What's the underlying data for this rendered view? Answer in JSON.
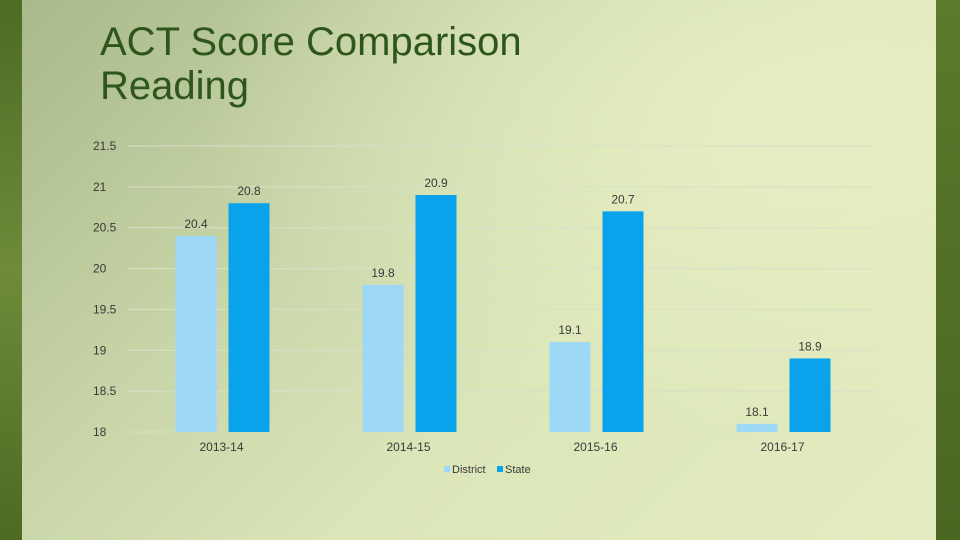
{
  "title": {
    "line1": "ACT Score Comparison",
    "line2": "Reading"
  },
  "colors": {
    "district": "#9dd9f7",
    "state": "#0aa2ea",
    "title": "#2f561a",
    "gridline": "#d9dfc8"
  },
  "chart_data": {
    "type": "bar",
    "categories": [
      "2013-14",
      "2014-15",
      "2015-16",
      "2016-17"
    ],
    "series": [
      {
        "name": "District",
        "values": [
          20.4,
          19.8,
          19.1,
          18.1
        ]
      },
      {
        "name": "State",
        "values": [
          20.8,
          20.9,
          20.7,
          18.9
        ]
      }
    ],
    "ylim": [
      18,
      21.5
    ],
    "yticks": [
      "21.5",
      "21",
      "20.5",
      "20",
      "19.5",
      "19",
      "18.5",
      "18"
    ],
    "grid": true,
    "legend": "bottom"
  }
}
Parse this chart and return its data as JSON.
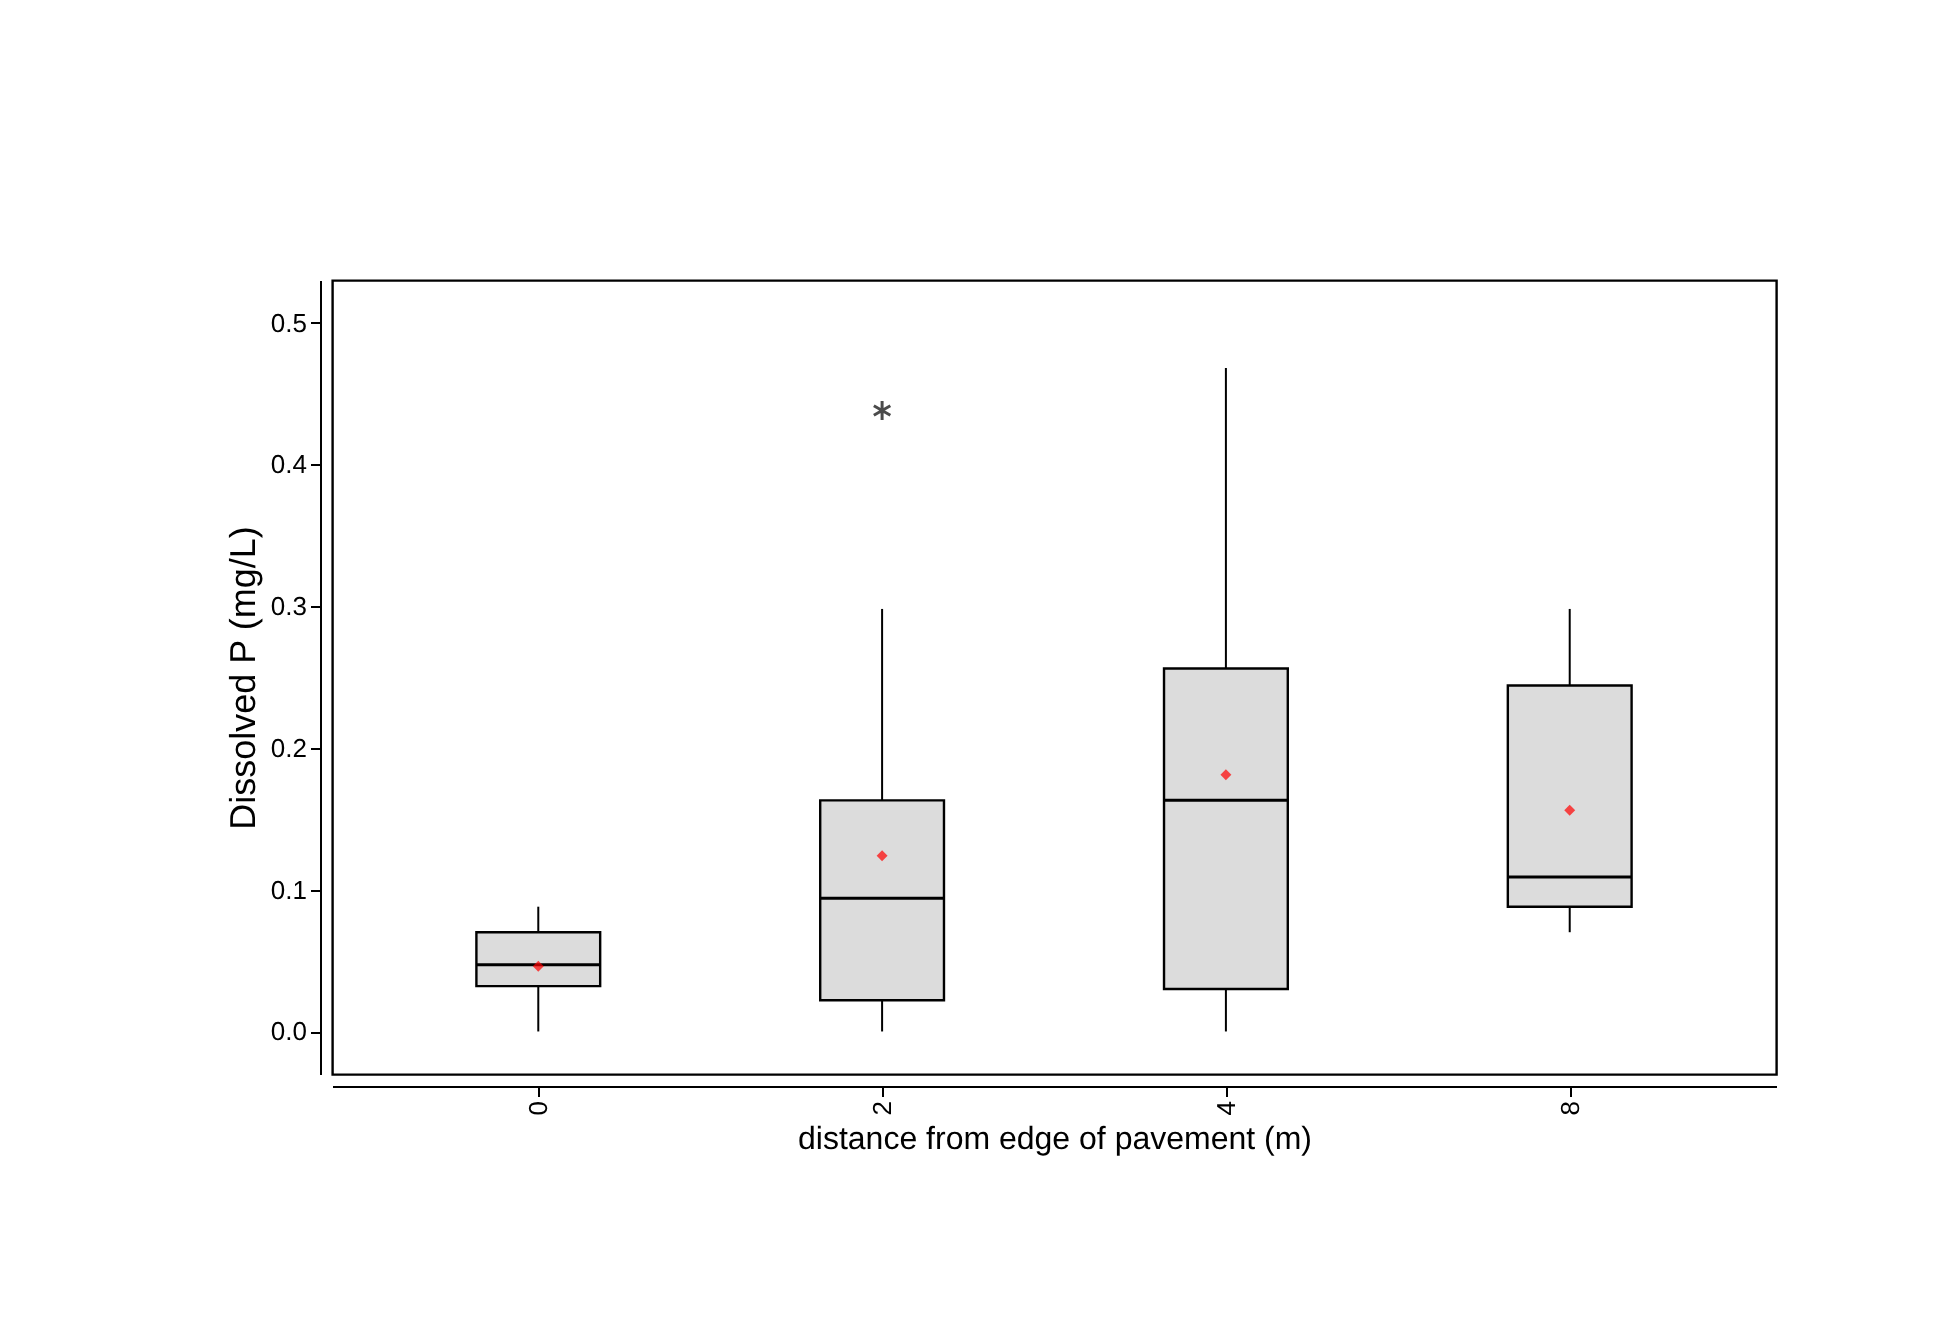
{
  "chart_data": {
    "type": "box",
    "xlabel": "distance from edge of pavement (m)",
    "ylabel": "Dissolved P (mg/L)",
    "categories": [
      "0",
      "2",
      "4",
      "8"
    ],
    "ylim": [
      -0.03,
      0.53
    ],
    "yticks": [
      {
        "value": 0,
        "label": "0.0"
      },
      0.1,
      0.2,
      0.3,
      0.4,
      0.5
    ],
    "grid": false,
    "series": [
      {
        "color": "#dcdcdc",
        "boxes": [
          {
            "low": 0.0,
            "q1": 0.032,
            "median": 0.047,
            "q3": 0.07,
            "high": 0.088,
            "mean": 0.046
          },
          {
            "low": 0.0,
            "q1": 0.022,
            "median": 0.094,
            "q3": 0.163,
            "high": 0.298,
            "mean": 0.124,
            "outliers": [
              0.438
            ]
          },
          {
            "low": 0.0,
            "q1": 0.03,
            "median": 0.163,
            "q3": 0.256,
            "high": 0.468,
            "mean": 0.181
          },
          {
            "low": 0.07,
            "q1": 0.088,
            "median": 0.109,
            "q3": 0.244,
            "high": 0.298,
            "mean": 0.156
          }
        ]
      }
    ]
  }
}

PROBLEM TO SOLVE: Skip the pictures and print each record exactly as it stands.

WRITTEN RESPONSE:
What's the underlying data for this rendered view? Answer in JSON.
{
  "title": {
    "line1": "ACT Score Comparison",
    "line2": "Reading"
  },
  "colors": {
    "district": "#9dd9f7",
    "state": "#0aa2ea",
    "title": "#2f561a",
    "gridline": "#d9dfc8"
  },
  "chart_data": {
    "type": "bar",
    "categories": [
      "2013-14",
      "2014-15",
      "2015-16",
      "2016-17"
    ],
    "series": [
      {
        "name": "District",
        "values": [
          20.4,
          19.8,
          19.1,
          18.1
        ]
      },
      {
        "name": "State",
        "values": [
          20.8,
          20.9,
          20.7,
          18.9
        ]
      }
    ],
    "ylim": [
      18,
      21.5
    ],
    "yticks": [
      "21.5",
      "21",
      "20.5",
      "20",
      "19.5",
      "19",
      "18.5",
      "18"
    ],
    "grid": true,
    "legend": "bottom"
  }
}
Parse this chart and return its data as JSON.
{
  "chart_data": {
    "type": "box",
    "xlabel": "distance from edge of pavement (m)",
    "ylabel": "Dissolved P (mg/L)",
    "categories": [
      "0",
      "2",
      "4",
      "8"
    ],
    "ylim": [
      -0.03,
      0.53
    ],
    "yticks": [
      {
        "value": 0,
        "label": "0.0"
      },
      0.1,
      0.2,
      0.3,
      0.4,
      0.5
    ],
    "grid": false,
    "series": [
      {
        "color": "#dcdcdc",
        "boxes": [
          {
            "low": 0.0,
            "q1": 0.032,
            "median": 0.047,
            "q3": 0.07,
            "high": 0.088,
            "mean": 0.046
          },
          {
            "low": 0.0,
            "q1": 0.022,
            "median": 0.094,
            "q3": 0.163,
            "high": 0.298,
            "mean": 0.124,
            "outliers": [
              0.438
            ]
          },
          {
            "low": 0.0,
            "q1": 0.03,
            "median": 0.163,
            "q3": 0.256,
            "high": 0.468,
            "mean": 0.181
          },
          {
            "low": 0.07,
            "q1": 0.088,
            "median": 0.109,
            "q3": 0.244,
            "high": 0.298,
            "mean": 0.156
          }
        ]
      }
    ]
  }
}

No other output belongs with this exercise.